• YOUR OBJECTIVE: Will you transcribe all the entries word for word, skipping the pictures they hold?

• Rows from a figure dataset:
***
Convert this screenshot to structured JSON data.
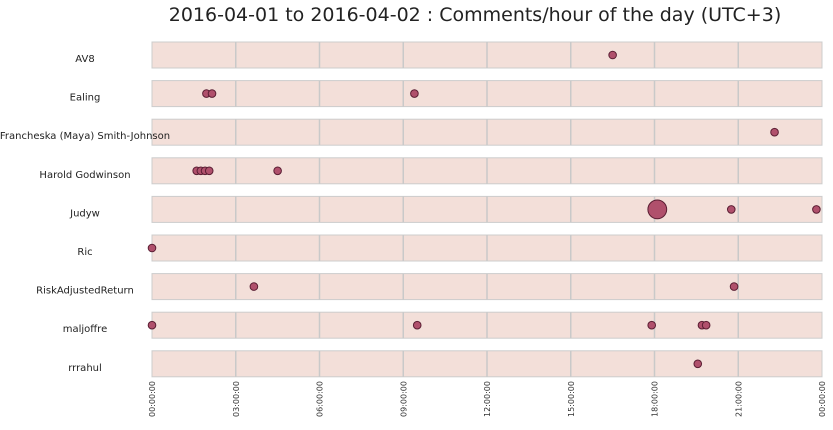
{
  "chart_data": {
    "type": "scatter",
    "title": "2016-04-01 to 2016-04-02 : Comments/hour of the day (UTC+3)",
    "xlabel": "",
    "ylabel": "",
    "xlim": [
      0,
      24
    ],
    "x_tick_labels": [
      "00:00:00",
      "03:00:00",
      "06:00:00",
      "09:00:00",
      "12:00:00",
      "15:00:00",
      "18:00:00",
      "21:00:00",
      "00:00:00"
    ],
    "grid": true,
    "colors": {
      "band_fill": "#f3dfd9",
      "band_border": "#cccccc",
      "grid": "#c9c9c9",
      "marker_fill": "#b0506c",
      "marker_edge": "#5a1e33"
    },
    "rows": [
      {
        "label": "AV8",
        "points": [
          {
            "x": 16.5,
            "size": 1
          }
        ]
      },
      {
        "label": "Ealing",
        "points": [
          {
            "x": 1.95,
            "size": 1
          },
          {
            "x": 2.15,
            "size": 1
          },
          {
            "x": 9.4,
            "size": 1
          }
        ]
      },
      {
        "label": "Francheska (Maya) Smith-Johnson",
        "points": [
          {
            "x": 22.3,
            "size": 1
          }
        ]
      },
      {
        "label": "Harold Godwinson",
        "points": [
          {
            "x": 1.6,
            "size": 1
          },
          {
            "x": 1.75,
            "size": 1
          },
          {
            "x": 1.9,
            "size": 1
          },
          {
            "x": 2.05,
            "size": 1
          },
          {
            "x": 4.5,
            "size": 1
          }
        ]
      },
      {
        "label": "Judyw",
        "points": [
          {
            "x": 18.1,
            "size": 5
          },
          {
            "x": 20.75,
            "size": 1
          },
          {
            "x": 23.8,
            "size": 1
          }
        ]
      },
      {
        "label": "Ric",
        "points": [
          {
            "x": 0.0,
            "size": 1
          }
        ]
      },
      {
        "label": "RiskAdjustedReturn",
        "points": [
          {
            "x": 3.65,
            "size": 1
          },
          {
            "x": 20.85,
            "size": 1
          }
        ]
      },
      {
        "label": "maljoffre",
        "points": [
          {
            "x": 0.0,
            "size": 1
          },
          {
            "x": 9.5,
            "size": 1
          },
          {
            "x": 17.9,
            "size": 1
          },
          {
            "x": 19.7,
            "size": 1
          },
          {
            "x": 19.85,
            "size": 1
          }
        ]
      },
      {
        "label": "rrrahul",
        "points": [
          {
            "x": 19.55,
            "size": 1
          }
        ]
      }
    ]
  }
}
***
• EXERCISE OUTPUT:
Convert this screenshot to structured JSON data.
{
  "chart_data": {
    "type": "scatter",
    "title": "2016-04-01 to 2016-04-02 : Comments/hour of the day (UTC+3)",
    "xlabel": "",
    "ylabel": "",
    "xlim": [
      0,
      24
    ],
    "x_tick_labels": [
      "00:00:00",
      "03:00:00",
      "06:00:00",
      "09:00:00",
      "12:00:00",
      "15:00:00",
      "18:00:00",
      "21:00:00",
      "00:00:00"
    ],
    "grid": true,
    "colors": {
      "band_fill": "#f3dfd9",
      "band_border": "#cccccc",
      "grid": "#c9c9c9",
      "marker_fill": "#b0506c",
      "marker_edge": "#5a1e33"
    },
    "rows": [
      {
        "label": "AV8",
        "points": [
          {
            "x": 16.5,
            "size": 1
          }
        ]
      },
      {
        "label": "Ealing",
        "points": [
          {
            "x": 1.95,
            "size": 1
          },
          {
            "x": 2.15,
            "size": 1
          },
          {
            "x": 9.4,
            "size": 1
          }
        ]
      },
      {
        "label": "Francheska (Maya) Smith-Johnson",
        "points": [
          {
            "x": 22.3,
            "size": 1
          }
        ]
      },
      {
        "label": "Harold Godwinson",
        "points": [
          {
            "x": 1.6,
            "size": 1
          },
          {
            "x": 1.75,
            "size": 1
          },
          {
            "x": 1.9,
            "size": 1
          },
          {
            "x": 2.05,
            "size": 1
          },
          {
            "x": 4.5,
            "size": 1
          }
        ]
      },
      {
        "label": "Judyw",
        "points": [
          {
            "x": 18.1,
            "size": 5
          },
          {
            "x": 20.75,
            "size": 1
          },
          {
            "x": 23.8,
            "size": 1
          }
        ]
      },
      {
        "label": "Ric",
        "points": [
          {
            "x": 0.0,
            "size": 1
          }
        ]
      },
      {
        "label": "RiskAdjustedReturn",
        "points": [
          {
            "x": 3.65,
            "size": 1
          },
          {
            "x": 20.85,
            "size": 1
          }
        ]
      },
      {
        "label": "maljoffre",
        "points": [
          {
            "x": 0.0,
            "size": 1
          },
          {
            "x": 9.5,
            "size": 1
          },
          {
            "x": 17.9,
            "size": 1
          },
          {
            "x": 19.7,
            "size": 1
          },
          {
            "x": 19.85,
            "size": 1
          }
        ]
      },
      {
        "label": "rrrahul",
        "points": [
          {
            "x": 19.55,
            "size": 1
          }
        ]
      }
    ]
  }
}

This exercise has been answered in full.